Objective →
Repeat every entry in the listing below, exactly.

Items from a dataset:
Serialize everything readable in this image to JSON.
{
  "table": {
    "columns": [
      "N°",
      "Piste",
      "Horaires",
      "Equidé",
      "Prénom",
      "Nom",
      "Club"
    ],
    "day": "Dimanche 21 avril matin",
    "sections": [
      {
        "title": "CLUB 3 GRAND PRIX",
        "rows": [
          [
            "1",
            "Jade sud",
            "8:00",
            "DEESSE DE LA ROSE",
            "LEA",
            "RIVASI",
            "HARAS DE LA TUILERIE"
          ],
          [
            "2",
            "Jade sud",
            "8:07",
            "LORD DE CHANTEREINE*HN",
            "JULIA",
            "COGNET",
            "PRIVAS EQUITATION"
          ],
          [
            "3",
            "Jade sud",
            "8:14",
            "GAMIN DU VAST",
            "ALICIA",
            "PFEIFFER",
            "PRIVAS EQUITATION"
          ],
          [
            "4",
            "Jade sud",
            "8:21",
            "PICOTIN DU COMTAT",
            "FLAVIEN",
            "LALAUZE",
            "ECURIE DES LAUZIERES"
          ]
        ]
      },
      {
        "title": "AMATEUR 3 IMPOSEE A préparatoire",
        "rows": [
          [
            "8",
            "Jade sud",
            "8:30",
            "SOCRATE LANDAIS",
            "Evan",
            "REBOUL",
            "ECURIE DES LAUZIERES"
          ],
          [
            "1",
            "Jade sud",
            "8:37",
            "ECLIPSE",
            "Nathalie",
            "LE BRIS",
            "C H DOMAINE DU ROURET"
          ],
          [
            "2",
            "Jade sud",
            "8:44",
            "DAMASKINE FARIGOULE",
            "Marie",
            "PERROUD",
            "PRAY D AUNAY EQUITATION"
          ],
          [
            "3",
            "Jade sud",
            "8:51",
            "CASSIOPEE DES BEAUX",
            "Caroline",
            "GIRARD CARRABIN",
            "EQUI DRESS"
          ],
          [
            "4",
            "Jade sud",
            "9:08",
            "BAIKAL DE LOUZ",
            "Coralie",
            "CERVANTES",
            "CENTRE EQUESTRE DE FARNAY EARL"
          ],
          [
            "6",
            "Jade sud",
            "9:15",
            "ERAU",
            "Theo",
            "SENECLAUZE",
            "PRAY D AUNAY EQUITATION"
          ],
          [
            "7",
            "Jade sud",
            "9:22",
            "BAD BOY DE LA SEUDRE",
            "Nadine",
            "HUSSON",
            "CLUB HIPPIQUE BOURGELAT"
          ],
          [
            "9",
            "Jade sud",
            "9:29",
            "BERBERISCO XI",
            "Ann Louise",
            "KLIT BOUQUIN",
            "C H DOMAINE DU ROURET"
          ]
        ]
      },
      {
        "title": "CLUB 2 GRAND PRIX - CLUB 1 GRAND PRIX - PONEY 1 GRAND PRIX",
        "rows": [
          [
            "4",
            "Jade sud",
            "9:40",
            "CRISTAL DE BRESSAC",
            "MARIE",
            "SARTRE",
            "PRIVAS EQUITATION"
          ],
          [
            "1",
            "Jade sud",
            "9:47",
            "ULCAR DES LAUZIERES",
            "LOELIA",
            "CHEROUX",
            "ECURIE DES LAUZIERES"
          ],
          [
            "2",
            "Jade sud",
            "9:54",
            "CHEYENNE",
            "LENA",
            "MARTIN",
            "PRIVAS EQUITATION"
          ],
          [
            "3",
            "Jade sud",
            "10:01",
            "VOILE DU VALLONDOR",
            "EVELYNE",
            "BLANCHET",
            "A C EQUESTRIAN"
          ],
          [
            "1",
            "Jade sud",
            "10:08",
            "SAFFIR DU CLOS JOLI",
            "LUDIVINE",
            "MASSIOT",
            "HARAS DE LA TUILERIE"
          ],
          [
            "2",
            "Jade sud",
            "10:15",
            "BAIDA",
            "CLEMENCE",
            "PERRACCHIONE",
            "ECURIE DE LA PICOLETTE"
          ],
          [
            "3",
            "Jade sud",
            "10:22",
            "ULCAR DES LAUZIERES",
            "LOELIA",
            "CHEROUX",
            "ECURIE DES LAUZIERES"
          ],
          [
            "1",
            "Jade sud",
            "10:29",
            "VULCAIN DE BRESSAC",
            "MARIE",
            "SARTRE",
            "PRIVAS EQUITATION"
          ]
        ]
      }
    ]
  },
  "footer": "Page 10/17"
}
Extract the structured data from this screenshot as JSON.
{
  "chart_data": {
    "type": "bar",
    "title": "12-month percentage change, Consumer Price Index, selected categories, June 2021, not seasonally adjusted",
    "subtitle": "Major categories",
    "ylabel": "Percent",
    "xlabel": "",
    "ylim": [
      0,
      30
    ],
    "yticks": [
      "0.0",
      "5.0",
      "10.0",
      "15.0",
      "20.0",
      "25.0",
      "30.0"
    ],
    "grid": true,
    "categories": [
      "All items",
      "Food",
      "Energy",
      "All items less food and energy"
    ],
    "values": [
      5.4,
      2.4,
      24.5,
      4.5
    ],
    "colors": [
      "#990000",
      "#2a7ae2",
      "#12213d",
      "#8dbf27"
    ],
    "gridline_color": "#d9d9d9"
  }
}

Task solution →
Serialize everything readable in this image to JSON.
{
  "table": {
    "columns": [
      "N°",
      "Piste",
      "Horaires",
      "Equidé",
      "Prénom",
      "Nom",
      "Club"
    ],
    "day": "Dimanche 21 avril matin",
    "sections": [
      {
        "title": "CLUB 3 GRAND PRIX",
        "rows": [
          [
            "1",
            "Jade sud",
            "8:00",
            "DEESSE DE LA ROSE",
            "LEA",
            "RIVASI",
            "HARAS DE LA TUILERIE"
          ],
          [
            "2",
            "Jade sud",
            "8:07",
            "LORD DE CHANTEREINE*HN",
            "JULIA",
            "COGNET",
            "PRIVAS EQUITATION"
          ],
          [
            "3",
            "Jade sud",
            "8:14",
            "GAMIN DU VAST",
            "ALICIA",
            "PFEIFFER",
            "PRIVAS EQUITATION"
          ],
          [
            "4",
            "Jade sud",
            "8:21",
            "PICOTIN DU COMTAT",
            "FLAVIEN",
            "LALAUZE",
            "ECURIE DES LAUZIERES"
          ]
        ]
      },
      {
        "title": "AMATEUR 3 IMPOSEE A préparatoire",
        "rows": [
          [
            "8",
            "Jade sud",
            "8:30",
            "SOCRATE LANDAIS",
            "Evan",
            "REBOUL",
            "ECURIE DES LAUZIERES"
          ],
          [
            "1",
            "Jade sud",
            "8:37",
            "ECLIPSE",
            "Nathalie",
            "LE BRIS",
            "C H DOMAINE DU ROURET"
          ],
          [
            "2",
            "Jade sud",
            "8:44",
            "DAMASKINE FARIGOULE",
            "Marie",
            "PERROUD",
            "PRAY D AUNAY EQUITATION"
          ],
          [
            "3",
            "Jade sud",
            "8:51",
            "CASSIOPEE DES BEAUX",
            "Caroline",
            "GIRARD CARRABIN",
            "EQUI DRESS"
          ],
          [
            "4",
            "Jade sud",
            "9:08",
            "BAIKAL DE LOUZ",
            "Coralie",
            "CERVANTES",
            "CENTRE EQUESTRE DE FARNAY EARL"
          ],
          [
            "6",
            "Jade sud",
            "9:15",
            "ERAU",
            "Theo",
            "SENECLAUZE",
            "PRAY D AUNAY EQUITATION"
          ],
          [
            "7",
            "Jade sud",
            "9:22",
            "BAD BOY DE LA SEUDRE",
            "Nadine",
            "HUSSON",
            "CLUB HIPPIQUE BOURGELAT"
          ],
          [
            "9",
            "Jade sud",
            "9:29",
            "BERBERISCO XI",
            "Ann Louise",
            "KLIT BOUQUIN",
            "C H DOMAINE DU ROURET"
          ]
        ]
      },
      {
        "title": "CLUB 2 GRAND PRIX - CLUB 1 GRAND PRIX - PONEY 1 GRAND PRIX",
        "rows": [
          [
            "4",
            "Jade sud",
            "9:40",
            "CRISTAL DE BRESSAC",
            "MARIE",
            "SARTRE",
            "PRIVAS EQUITATION"
          ],
          [
            "1",
            "Jade sud",
            "9:47",
            "ULCAR DES LAUZIERES",
            "LOELIA",
            "CHEROUX",
            "ECURIE DES LAUZIERES"
          ],
          [
            "2",
            "Jade sud",
            "9:54",
            "CHEYENNE",
            "LENA",
            "MARTIN",
            "PRIVAS EQUITATION"
          ],
          [
            "3",
            "Jade sud",
            "10:01",
            "VOILE DU VALLONDOR",
            "EVELYNE",
            "BLANCHET",
            "A C EQUESTRIAN"
          ],
          [
            "1",
            "Jade sud",
            "10:08",
            "SAFFIR DU CLOS JOLI",
            "LUDIVINE",
            "MASSIOT",
            "HARAS DE LA TUILERIE"
          ],
          [
            "2",
            "Jade sud",
            "10:15",
            "BAIDA",
            "CLEMENCE",
            "PERRACCHIONE",
            "ECURIE DE LA PICOLETTE"
          ],
          [
            "3",
            "Jade sud",
            "10:22",
            "ULCAR DES LAUZIERES",
            "LOELIA",
            "CHEROUX",
            "ECURIE DES LAUZIERES"
          ],
          [
            "1",
            "Jade sud",
            "10:29",
            "VULCAIN DE BRESSAC",
            "MARIE",
            "SARTRE",
            "PRIVAS EQUITATION"
          ]
        ]
      }
    ]
  },
  "footer": "Page 10/17"
}
Extract the structured data from this screenshot as JSON.
{
  "chart_data": {
    "type": "bar",
    "title": "12-month percentage change, Consumer Price Index, selected categories, June 2021, not seasonally adjusted",
    "subtitle": "Major categories",
    "ylabel": "Percent",
    "xlabel": "",
    "ylim": [
      0,
      30
    ],
    "yticks": [
      "0.0",
      "5.0",
      "10.0",
      "15.0",
      "20.0",
      "25.0",
      "30.0"
    ],
    "grid": true,
    "categories": [
      "All items",
      "Food",
      "Energy",
      "All items less food and energy"
    ],
    "values": [
      5.4,
      2.4,
      24.5,
      4.5
    ],
    "colors": [
      "#990000",
      "#2a7ae2",
      "#12213d",
      "#8dbf27"
    ],
    "gridline_color": "#d9d9d9"
  }
}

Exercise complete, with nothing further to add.